# [Instructions for the task]
Wherever "jakis" appears in a line, copy that line.

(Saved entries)
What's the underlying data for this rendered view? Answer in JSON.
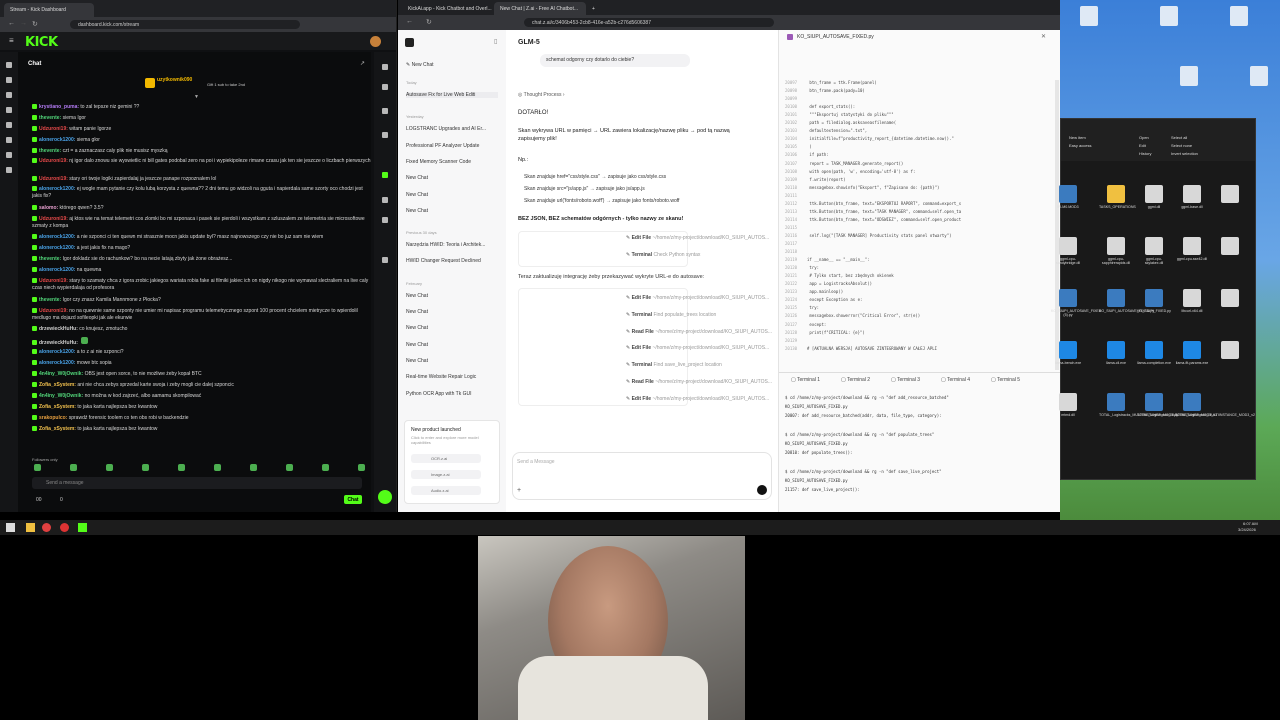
{
  "colors": {
    "kick": "#53fc18",
    "accent": "#2d6cdf"
  },
  "left_browser": {
    "tab": "Stream - Kick Dashboard",
    "url": "dashboard.kick.com/stream",
    "logo": "KICK",
    "chat_title": "Chat",
    "pinned_user": "uzytkownik090",
    "pinned_text": "Gift 1 sub to take 2nd",
    "messages": [
      {
        "u": "krystiano_puma:",
        "t": "to zal tepsze niz gemini ??",
        "c": "#b57cf7"
      },
      {
        "u": "thevente:",
        "t": "siema Igor",
        "c": "#52d67a"
      },
      {
        "u": "Udzuroni19:",
        "t": "witam panie Igorze",
        "c": "#e84a4a"
      },
      {
        "u": "alonerock1200:",
        "t": "siema glor",
        "c": "#4aa3e8"
      },
      {
        "u": "thevente:",
        "t": "czt = a zaznaczasz caly plik nie musisz myszką",
        "c": "#52d67a"
      },
      {
        "u": "Udzuroni19:",
        "t": "nj igor dalo znowu sie wyswietlic ni bill gates podobal zero na poi i wypiekipoleze rimane czasu jak ten sie jeszcze o liczbach pierwszych",
        "c": "#e84a4a"
      },
      {
        "u": "Udzuroni19:",
        "t": "stary ori twoje logiki zapierdalaj ja jeszcze panape rozpoznalem lol",
        "c": "#e84a4a"
      },
      {
        "u": "alonerock1200:",
        "t": "ej wogle mam pytanie czy kolu lubą korzysta z quewna?? 2 dni temu go widzoli na gguta i napierdala same szorty oco chodzi jest jakis fix?",
        "c": "#4aa3e8"
      },
      {
        "u": "salomo:",
        "t": "którego qwen? 3.5?",
        "c": "#e8a0d0"
      },
      {
        "u": "Udzuroni19:",
        "t": "aj ktos wie na temat telemetri cos zlomki bo mi szponaca i pasek sie pierdoli i wszystkam z szluszalem ze telemetria sie microsoftowe szmaty z kompa",
        "c": "#e84a4a"
      },
      {
        "u": "alonerock1200:",
        "t": "a nie szponci ci ten quewn mi strasznie mocn jakis update byl? masz najnowszego czy nie bo juz sam nie wiem",
        "c": "#4aa3e8"
      },
      {
        "u": "alonerock1200:",
        "t": "a jest jakis fix na mago?",
        "c": "#4aa3e8"
      },
      {
        "u": "thevente:",
        "t": "Igor dokladz sie do rachunkow? bo na necie latają zbyty jak żone obrażesz...",
        "c": "#52d67a"
      },
      {
        "u": "alonerock1200:",
        "t": "na quewna",
        "c": "#4aa3e8"
      },
      {
        "u": "Udzuroni19:",
        "t": "stary to szamaty chca z igora zrobic jakiegos wariata robia fake ai filmiki jakiec ich on nigdy nikogo nie wymawal slectraliem na live caly czas niech wypierdalaja od profesora",
        "c": "#e84a4a"
      },
      {
        "u": "thevente:",
        "t": "Igor czy znasz Kamila Mannmone z Płocka?",
        "c": "#52d67a"
      },
      {
        "u": "Udzuroni19:",
        "t": "no na quewnie same szponty nie umier mi napisac programu telemetrycznego szpont 100 procent chcielem mietrycze to wpierdolil medlugo ma dojazd sofileopki jak ale ekurwie",
        "c": "#e84a4a"
      },
      {
        "u": "drzewieckHuHu:",
        "t": "co knujesz, zmotucho",
        "c": "#d0d0d0"
      },
      {
        "u": "drzewieckHuHu:",
        "t": "",
        "c": "#d0d0d0"
      },
      {
        "u": "alonerock1200:",
        "t": "a to z ai nie szponci?",
        "c": "#4aa3e8"
      },
      {
        "u": "alonerock1200:",
        "t": "mowe btc sopia",
        "c": "#4aa3e8"
      },
      {
        "u": "4n4iny_W0jOwnik:",
        "t": "OBS jest open sorce, to nie możliwe żeby kopał BTC",
        "c": "#52d67a"
      },
      {
        "u": "Zofia_xSystem:",
        "t": "ani nie chca zebys sprzedal karte swoja i zeby mogli cie dalej szponcic",
        "c": "#f2c14e"
      },
      {
        "u": "4n4iny_W0jOwnik:",
        "t": "no možna w kod zajrzeć, albo aamamu skompilować",
        "c": "#52d67a"
      },
      {
        "u": "Zofia_xSystem:",
        "t": "to jaka karta najlepsza bez kwantow",
        "c": "#f2c14e"
      },
      {
        "u": "srakopulco:",
        "t": "sprawdź forensic toolem co ten obs robi w backendzie",
        "c": "#e8a040"
      },
      {
        "u": "Zofia_xSystem:",
        "t": "to jaka karta najlepsza bez kwantow",
        "c": "#f2c14e"
      }
    ],
    "followers_only": "Followers only",
    "send_placeholder": "Send a message",
    "count_a": "00",
    "count_b": "0",
    "chat_button": "Chat"
  },
  "middle_browser": {
    "tabs": [
      "KickAi.app - Kick Chatbot and Overl...",
      "New Chat | Z.ai - Free AI Chatbot...",
      "+"
    ],
    "url": "chat.z.ai/c/3406b453-2cb8-416e-a52b-c276d5606387",
    "model": "GLM-5",
    "sidebar": {
      "new_chat": "New Chat",
      "sections": [
        {
          "h": "Today",
          "items": [
            "Autosave Fix for Live Web Editi"
          ]
        },
        {
          "h": "Yesterday",
          "items": [
            "LOGSTRANC Upgrades and AI Er...",
            "Professional PF Analyzer Update",
            "Fixed Memory Scanner Code",
            "New Chat",
            "New Chat",
            "New Chat"
          ]
        },
        {
          "h": "Previous 30 days",
          "items": [
            "Narzędzia HWID: Teoria i Architek...",
            "HWID Changer Request Declined"
          ]
        },
        {
          "h": "February",
          "items": [
            "New Chat",
            "New Chat",
            "New Chat",
            "New Chat",
            "New Chat",
            "Real-time Website Repair Logic",
            "Python OCR App with Tk GUI"
          ]
        }
      ],
      "promo_title": "New product launched",
      "promo_text": "Click to enter and explore more model capabilities",
      "promo_items": [
        "OCR.z.ai",
        "Image.z.ai",
        "Audio.z.ai"
      ]
    },
    "chat": {
      "user_msg": "schemat odgorny czy dotarlo do ciebie?",
      "thinking": "Thought Process",
      "p1": "DOTARŁO!",
      "p2": "Skan wykrywa URL w pamięci → URL zawiera lokalizację/nazwę pliku → pod tą nazwą zapisujemy plik!",
      "np": "Np.:",
      "bullets": [
        "Skan znajduje href=\"css/style.css\" → zapisuje jako css/style.css",
        "Skan znajduje src=\"js/app.js\" → zapisuje jako js/app.js",
        "Skan znajduje url('fonts/roboto.woff') → zapisuje jako fonts/roboto.woff"
      ],
      "bold_note": "BEZ JSON, BEZ schematów odgórnych - tylko nazwy ze skanu!",
      "tools1": [
        [
          "Edit File",
          "~/home/z/my-project/download/KO_SIUPI_AUTOS..."
        ],
        [
          "Terminal",
          "Check Python syntax"
        ]
      ],
      "p3": "Teraz zaktualizuję integrację żeby przekazywać wykryte URL-e do autosave:",
      "tools2": [
        [
          "Edit File",
          "~/home/z/my-project/download/KO_SIUPI_AUTOS..."
        ],
        [
          "Terminal",
          "Find populate_trees location"
        ],
        [
          "Read File",
          "~/home/z/my-project/download/KO_SIUPI_AUTOS..."
        ],
        [
          "Edit File",
          "~/home/z/my-project/download/KO_SIUPI_AUTOS..."
        ],
        [
          "Terminal",
          "Find save_live_project location"
        ],
        [
          "Read File",
          "~/home/z/my-project/download/KO_SIUPI_AUTOS..."
        ],
        [
          "Edit File",
          "~/home/z/my-project/download/KO_SIUPI_AUTOS..."
        ]
      ],
      "input_placeholder": "Send a Message"
    },
    "code": {
      "filename": "KO_SIUPI_AUTOSAVE_FIXED.py",
      "lines": [
        [
          "20097",
          "    btn_frame = ttk.Frame(panel)"
        ],
        [
          "20098",
          "    btn_frame.pack(pady=10)"
        ],
        [
          "20099",
          ""
        ],
        [
          "20100",
          "    def export_stats():"
        ],
        [
          "20101",
          "        \"\"\"Eksportuj statystyki do pliku\"\"\""
        ],
        [
          "20102",
          "        path = filedialog.asksaveasfilename("
        ],
        [
          "20103",
          "            defaultextension=\".txt\","
        ],
        [
          "20104",
          "            initialfile=f\"productivity_report_{datetime.datetime.now().\""
        ],
        [
          "20105",
          "        )"
        ],
        [
          "20106",
          "        if path:"
        ],
        [
          "20107",
          "            report = TASK_MANAGER.generate_report()"
        ],
        [
          "20108",
          "            with open(path, 'w', encoding='utf-8') as f:"
        ],
        [
          "20109",
          "                f.write(report)"
        ],
        [
          "20110",
          "            messagebox.showinfo(\"Eksport\", f\"Zapisano do: {path}\")"
        ],
        [
          "20111",
          ""
        ],
        [
          "20112",
          "    ttk.Button(btn_frame, text=\"EKSPORTUJ RAPORT\", command=export_s"
        ],
        [
          "20113",
          "    ttk.Button(btn_frame, text=\"TASK MANAGER\", command=self.open_ta"
        ],
        [
          "20114",
          "    ttk.Button(btn_frame, text=\"ODSWIEZ\", command=self.open_product"
        ],
        [
          "20115",
          ""
        ],
        [
          "20116",
          "    self.log(\"[TASK MANAGER] Productivity stats panel otwarty\")"
        ],
        [
          "20117",
          ""
        ],
        [
          "20118",
          ""
        ],
        [
          "20119",
          "if __name__ == \"__main__\":"
        ],
        [
          "20120",
          "    try:"
        ],
        [
          "20121",
          "        # Tylko start, bez zbędnych okienek"
        ],
        [
          "20122",
          "        app = LogistracksAbsolut()"
        ],
        [
          "20123",
          "        app.mainloop()"
        ],
        [
          "20124",
          "    except Exception as e:"
        ],
        [
          "20125",
          "        try:"
        ],
        [
          "20126",
          "            messagebox.showerror(\"Critical Error\", str(e))"
        ],
        [
          "20127",
          "        except:"
        ],
        [
          "20128",
          "            print(f\"CRITICAL: {e}\")"
        ],
        [
          "20129",
          ""
        ],
        [
          "20130",
          "# [AKTUALNA WERSJA] AUTOSAVE ZINTEGROWANY W CAŁEJ APLI"
        ]
      ],
      "term_tabs": [
        "Terminal 1",
        "Terminal 2",
        "Terminal 3",
        "Terminal 4",
        "Terminal 5"
      ],
      "term_lines": [
        "$ cd /home/z/my-project/download && rg -n \"def add_resource_batched\"",
        "KO_SIUPI_AUTOSAVE_FIXED.py",
        "20007:        def add_resource_batched(addr, data, file_type, category):",
        "",
        "$ cd /home/z/my-project/download && rg -n \"def populate_trees\"",
        "KO_SIUPI_AUTOSAVE_FIXED.py",
        "20810:        def populate_trees():",
        "",
        "$ cd /home/z/my-project/download && rg -n \"def save_live_project\"",
        "KO_SIUPI_AUTOSAVE_FIXED.py",
        "21157:        def save_live_project():"
      ]
    }
  },
  "explorer": {
    "toolbar": [
      "Open",
      "Edit",
      "History",
      "Select all",
      "Select none",
      "Invert selection",
      "New item",
      "Easy access"
    ],
    "files": [
      "IR-M0.MOD3",
      "TASKS_OPERATIONS",
      "ggml.dll",
      "ggml-base.dll",
      "",
      "ggml-cpu-sandybridge.dll",
      "ggml-cpu-sapphirerapids.dll",
      "ggml-cpu-skylakex.dll",
      "ggml-cpu-sse42.dll",
      "",
      "KO_SIUPI_AUTOSAVE_FIXED (5).py",
      "KO_SIUPI_AUTOSAVE_FIXED.py",
      "KO_SIUPI_FIXED.py",
      "libcurl-x64.dll",
      "",
      "llama-bench.exe",
      "llama-cli.exe",
      "llama-completion.exe",
      "llama-fit-params.exe",
      "",
      "mtmd.dll",
      "TOTAL_Logistracks_MULTIINSTANCE_MOD3.py",
      "TOTAL_Logistracks_MULTIINSTANCE_MOD3_v1",
      "TOTAL_Logistracks_MULTIINSTANCE_MOD3_v2"
    ]
  },
  "taskbar": {
    "time": "6:07 AM",
    "date": "3/24/2026"
  }
}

# [The completed task]
        "t": "ej wogle mam pytanie czy kolu lubą korzysta z quewna?? 2 dni temu go widzoli na gguta i napierdala same szorty oco chodzi jest jakis fix?",
        "t": "a nie szponci ci ten quewn mi strasznie mocn jakis update byl? masz najnowszego czy nie bo juz sam nie wiem",
        "t": "a jest jakis fix na mago?",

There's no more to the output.